● **Exercise objective**
Identify every line containing the word "risks" and reproduce each one.

● **Extracted entries**
◇ ◇ ◇
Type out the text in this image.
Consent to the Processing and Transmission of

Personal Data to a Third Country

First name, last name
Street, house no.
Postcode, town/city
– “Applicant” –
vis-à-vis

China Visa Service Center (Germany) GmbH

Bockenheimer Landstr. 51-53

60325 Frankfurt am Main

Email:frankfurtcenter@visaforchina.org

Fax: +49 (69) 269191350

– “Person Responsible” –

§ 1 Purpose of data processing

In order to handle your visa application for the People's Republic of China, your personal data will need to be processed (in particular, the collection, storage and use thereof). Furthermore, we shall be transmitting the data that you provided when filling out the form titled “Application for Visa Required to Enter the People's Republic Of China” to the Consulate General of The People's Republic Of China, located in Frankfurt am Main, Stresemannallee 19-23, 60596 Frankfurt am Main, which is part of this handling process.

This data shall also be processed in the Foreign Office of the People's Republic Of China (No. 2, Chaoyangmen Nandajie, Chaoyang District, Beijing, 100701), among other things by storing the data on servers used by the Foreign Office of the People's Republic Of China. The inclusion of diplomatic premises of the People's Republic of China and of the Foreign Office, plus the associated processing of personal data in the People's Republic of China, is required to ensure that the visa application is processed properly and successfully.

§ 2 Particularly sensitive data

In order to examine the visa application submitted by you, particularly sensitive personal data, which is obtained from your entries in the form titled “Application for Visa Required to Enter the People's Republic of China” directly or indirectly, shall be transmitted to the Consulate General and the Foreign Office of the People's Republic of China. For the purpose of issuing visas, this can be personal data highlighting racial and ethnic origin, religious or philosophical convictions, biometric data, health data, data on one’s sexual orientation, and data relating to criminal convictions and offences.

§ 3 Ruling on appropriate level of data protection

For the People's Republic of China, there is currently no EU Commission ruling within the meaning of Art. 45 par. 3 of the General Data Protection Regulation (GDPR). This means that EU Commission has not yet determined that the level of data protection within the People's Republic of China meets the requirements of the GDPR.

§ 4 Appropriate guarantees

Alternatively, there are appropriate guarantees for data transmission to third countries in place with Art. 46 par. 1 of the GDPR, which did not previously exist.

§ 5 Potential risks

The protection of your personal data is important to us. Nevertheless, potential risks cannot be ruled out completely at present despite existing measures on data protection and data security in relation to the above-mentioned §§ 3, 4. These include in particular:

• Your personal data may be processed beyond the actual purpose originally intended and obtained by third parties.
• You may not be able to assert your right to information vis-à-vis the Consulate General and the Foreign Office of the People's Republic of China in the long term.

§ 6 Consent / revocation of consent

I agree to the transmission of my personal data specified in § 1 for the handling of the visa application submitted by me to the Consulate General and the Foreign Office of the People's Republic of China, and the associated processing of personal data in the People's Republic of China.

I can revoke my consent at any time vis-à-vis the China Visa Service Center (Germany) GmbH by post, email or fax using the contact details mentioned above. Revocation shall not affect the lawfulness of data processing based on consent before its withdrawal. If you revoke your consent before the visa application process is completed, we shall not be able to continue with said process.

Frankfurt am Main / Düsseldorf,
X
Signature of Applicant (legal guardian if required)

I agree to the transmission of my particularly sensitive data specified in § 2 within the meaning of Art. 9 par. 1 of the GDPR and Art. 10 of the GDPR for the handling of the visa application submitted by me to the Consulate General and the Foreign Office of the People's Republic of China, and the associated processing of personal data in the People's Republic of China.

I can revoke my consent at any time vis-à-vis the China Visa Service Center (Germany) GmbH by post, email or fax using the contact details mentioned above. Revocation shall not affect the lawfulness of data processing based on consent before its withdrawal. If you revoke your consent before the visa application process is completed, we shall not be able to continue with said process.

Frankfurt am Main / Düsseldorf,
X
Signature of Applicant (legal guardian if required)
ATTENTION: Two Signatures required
◇ ◇ ◇
● **Correct output**
§ 5 Potential risks
The protection of your personal data is important to us. Nevertheless, potential risks cannot be ruled out completely at present despite existing measures on data protection and data security in relation to the above-mentioned §§ 3, 4. These include in particular:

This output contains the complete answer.